==== EXTRACTED MATERIAL

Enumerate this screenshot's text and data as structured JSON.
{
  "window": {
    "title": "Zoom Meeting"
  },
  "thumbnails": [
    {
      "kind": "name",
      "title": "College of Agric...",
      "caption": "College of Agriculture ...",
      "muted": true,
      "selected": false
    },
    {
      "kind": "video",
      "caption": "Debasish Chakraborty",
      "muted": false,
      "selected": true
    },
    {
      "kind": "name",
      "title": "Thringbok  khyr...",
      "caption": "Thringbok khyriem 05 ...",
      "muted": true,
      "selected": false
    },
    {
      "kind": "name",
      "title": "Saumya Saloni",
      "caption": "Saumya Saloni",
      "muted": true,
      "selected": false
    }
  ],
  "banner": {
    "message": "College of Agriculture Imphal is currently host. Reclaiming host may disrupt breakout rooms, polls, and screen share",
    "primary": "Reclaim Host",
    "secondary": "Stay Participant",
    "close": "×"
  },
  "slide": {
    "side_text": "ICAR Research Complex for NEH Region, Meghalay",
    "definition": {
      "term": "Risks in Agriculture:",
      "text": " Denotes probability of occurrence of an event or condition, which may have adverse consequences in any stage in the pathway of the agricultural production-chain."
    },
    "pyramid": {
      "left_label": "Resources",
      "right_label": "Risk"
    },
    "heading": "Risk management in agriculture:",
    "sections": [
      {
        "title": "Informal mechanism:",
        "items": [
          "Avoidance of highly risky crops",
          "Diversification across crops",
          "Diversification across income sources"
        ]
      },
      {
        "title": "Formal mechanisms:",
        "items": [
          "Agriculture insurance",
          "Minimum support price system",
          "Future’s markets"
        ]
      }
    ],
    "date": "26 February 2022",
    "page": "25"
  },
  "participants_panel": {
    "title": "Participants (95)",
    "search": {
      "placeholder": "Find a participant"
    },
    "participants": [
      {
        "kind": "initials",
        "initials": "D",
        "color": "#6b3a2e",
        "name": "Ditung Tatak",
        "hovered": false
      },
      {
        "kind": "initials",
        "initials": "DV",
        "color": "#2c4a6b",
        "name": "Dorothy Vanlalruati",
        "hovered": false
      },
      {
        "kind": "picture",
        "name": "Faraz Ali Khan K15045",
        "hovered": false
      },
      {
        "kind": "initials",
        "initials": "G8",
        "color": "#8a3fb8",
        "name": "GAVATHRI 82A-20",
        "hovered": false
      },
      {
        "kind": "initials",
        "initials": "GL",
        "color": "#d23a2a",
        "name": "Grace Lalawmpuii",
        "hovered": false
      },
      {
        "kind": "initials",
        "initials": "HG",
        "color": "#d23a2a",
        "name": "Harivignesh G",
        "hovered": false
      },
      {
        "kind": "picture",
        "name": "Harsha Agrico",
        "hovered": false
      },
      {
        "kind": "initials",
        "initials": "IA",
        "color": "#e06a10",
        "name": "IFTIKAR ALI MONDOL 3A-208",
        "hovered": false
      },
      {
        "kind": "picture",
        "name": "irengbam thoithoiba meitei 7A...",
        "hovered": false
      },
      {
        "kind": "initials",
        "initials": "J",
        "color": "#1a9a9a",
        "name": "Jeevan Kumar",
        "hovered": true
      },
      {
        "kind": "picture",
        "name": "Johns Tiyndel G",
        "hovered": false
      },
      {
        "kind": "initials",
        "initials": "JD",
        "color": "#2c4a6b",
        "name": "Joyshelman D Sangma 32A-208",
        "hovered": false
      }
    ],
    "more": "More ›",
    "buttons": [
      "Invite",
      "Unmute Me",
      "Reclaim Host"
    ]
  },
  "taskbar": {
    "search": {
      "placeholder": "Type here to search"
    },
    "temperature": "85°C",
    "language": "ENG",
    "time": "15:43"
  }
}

========

» EXERCISE PROMPT
Report every line containing the word "Saumya" from the listing above.

» ANSWER FOR THIS EXERCISE
      "title": "Saumya Saloni",
      "caption": "Saumya Saloni",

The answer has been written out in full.